• Records to use:

———

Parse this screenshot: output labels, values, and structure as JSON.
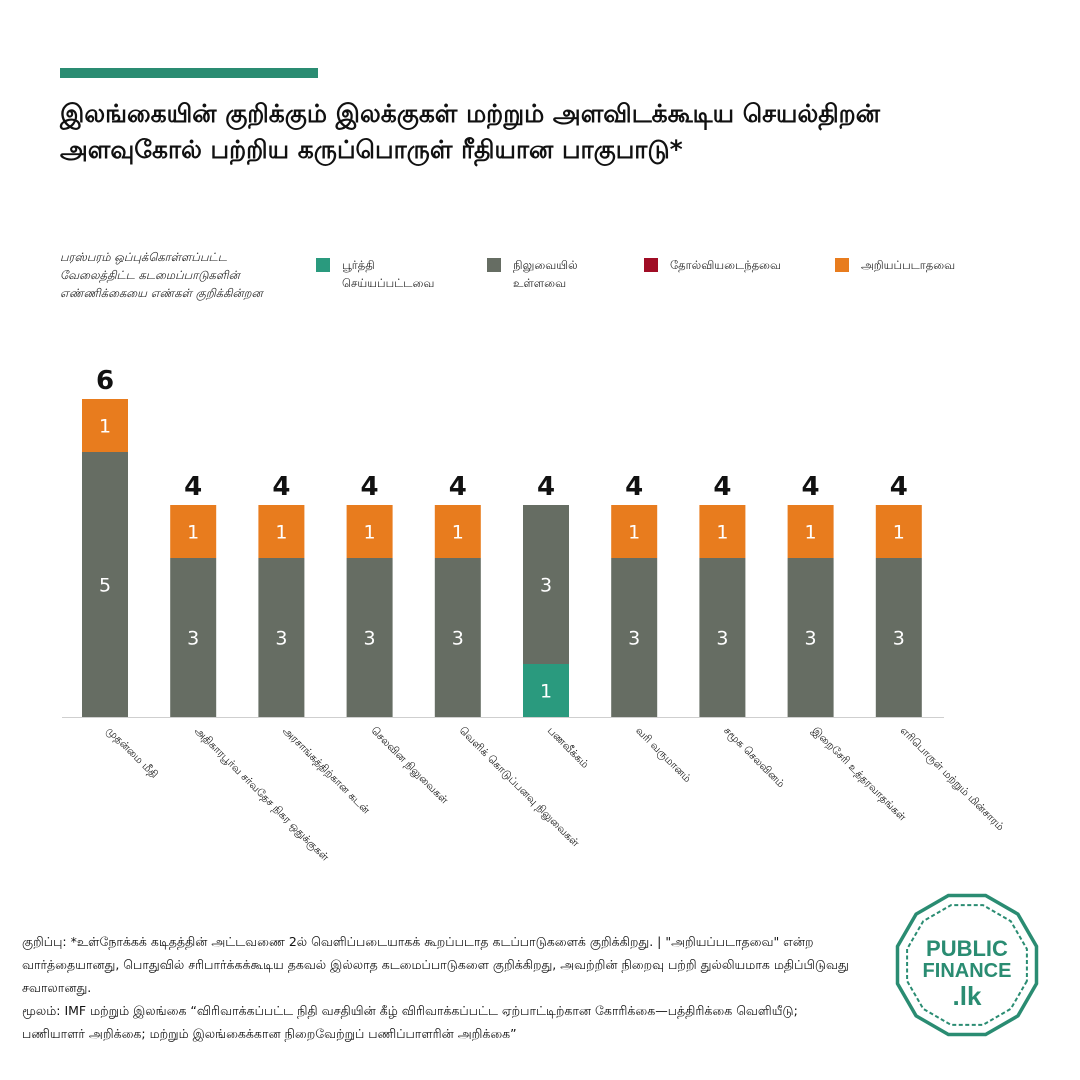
{
  "title": "இலங்கையின் குறிக்கும் இலக்குகள் மற்றும் அளவிடக்கூடிய செயல்திறன் அளவுகோல் பற்றிய கருப்பொருள் ரீதியான பாகுபாடு*",
  "subtitle": "பரஸ்பரம் ஒப்புக்கொள்ளப்பட்ட வேலைத்திட்ட கடமைப்பாடுகளின் எண்ணிக்கையை எண்கள் குறிக்கின்றன",
  "legend": [
    {
      "label": "பூர்த்தி செய்யப்பட்டவை",
      "color": "#2a9a7e"
    },
    {
      "label": "நிலுவையில் உள்ளவை",
      "color": "#666d63"
    },
    {
      "label": "தோல்வியடைந்தவை",
      "color": "#a00d25"
    },
    {
      "label": "அறியப்படாதவை",
      "color": "#e87c1e"
    }
  ],
  "chart_data": {
    "type": "bar",
    "stacked": true,
    "categories": [
      "முதன்மை மீதி",
      "அதிகாரபூர்வ சர்வதேச நிகர ஒதுக்குகள்",
      "அரசாங்கத்திற்கான கடன்",
      "செலவின நிலுவைகள்",
      "வெளிக் கொடுப்பனவு நிலுவைகள்",
      "பணவீக்கம்",
      "வரி வருமானம்",
      "சமூக செலவினம்",
      "இறைசேரி உத்தரவாதங்கள்",
      "எரிபொருள் மற்றும் மின்சாரம்"
    ],
    "series": [
      {
        "name": "பூர்த்தி செய்யப்பட்டவை",
        "color": "#2a9a7e",
        "values": [
          0,
          0,
          0,
          0,
          0,
          1,
          0,
          0,
          0,
          0
        ]
      },
      {
        "name": "நிலுவையில் உள்ளவை",
        "color": "#666d63",
        "values": [
          5,
          3,
          3,
          3,
          3,
          3,
          3,
          3,
          3,
          3
        ]
      },
      {
        "name": "தோல்வியடைந்தவை",
        "color": "#a00d25",
        "values": [
          0,
          0,
          0,
          0,
          0,
          0,
          0,
          0,
          0,
          0
        ]
      },
      {
        "name": "அறியப்படாதவை",
        "color": "#e87c1e",
        "values": [
          1,
          1,
          1,
          1,
          1,
          0,
          1,
          1,
          1,
          1
        ]
      }
    ],
    "totals": [
      6,
      4,
      4,
      4,
      4,
      4,
      4,
      4,
      4,
      4
    ],
    "ylim": [
      0,
      6
    ],
    "grid": false,
    "legend_position": "top",
    "xlabel": "",
    "ylabel": ""
  },
  "footnote": {
    "note": "குறிப்பு: *உள்நோக்கக் கடிதத்தின் அட்டவணை 2ல் வெளிப்படையாகக் கூறப்படாத கடப்பாடுகளைக் குறிக்கிறது. | \"அறியப்படாதவை\" என்ற வார்த்தையானது, பொதுவில் சரிபார்க்கக்கூடிய தகவல் இல்லாத கடமைப்பாடுகளை குறிக்கிறது, அவற்றின் நிறைவு பற்றி துல்லியமாக மதிப்பிடுவது சவாலானது.",
    "source": "மூலம்: IMF மற்றும் இலங்கை “விரிவாக்கப்பட்ட நிதி வசதியின் கீழ் விரிவாக்கப்பட்ட ஏற்பாட்டிற்கான கோரிக்கை—பத்திரிக்கை வெளியீடு; பணியாளர் அறிக்கை; மற்றும் இலங்கைக்கான நிறைவேற்றுப் பணிப்பாளரின் அறிக்கை”"
  },
  "logo": {
    "line1": "PUBLIC",
    "line2": "FINANCE",
    "line3": ".lk",
    "color": "#2a8c72"
  }
}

———

• The task: Working from the entries above, return all lines that contain "name".

• Task answer:
        "name": "பூர்த்தி செய்யப்பட்டவை",
        "name": "நிலுவையில் உள்ளவை",
        "name": "தோல்வியடைந்தவை",
        "name": "அறியப்படாதவை",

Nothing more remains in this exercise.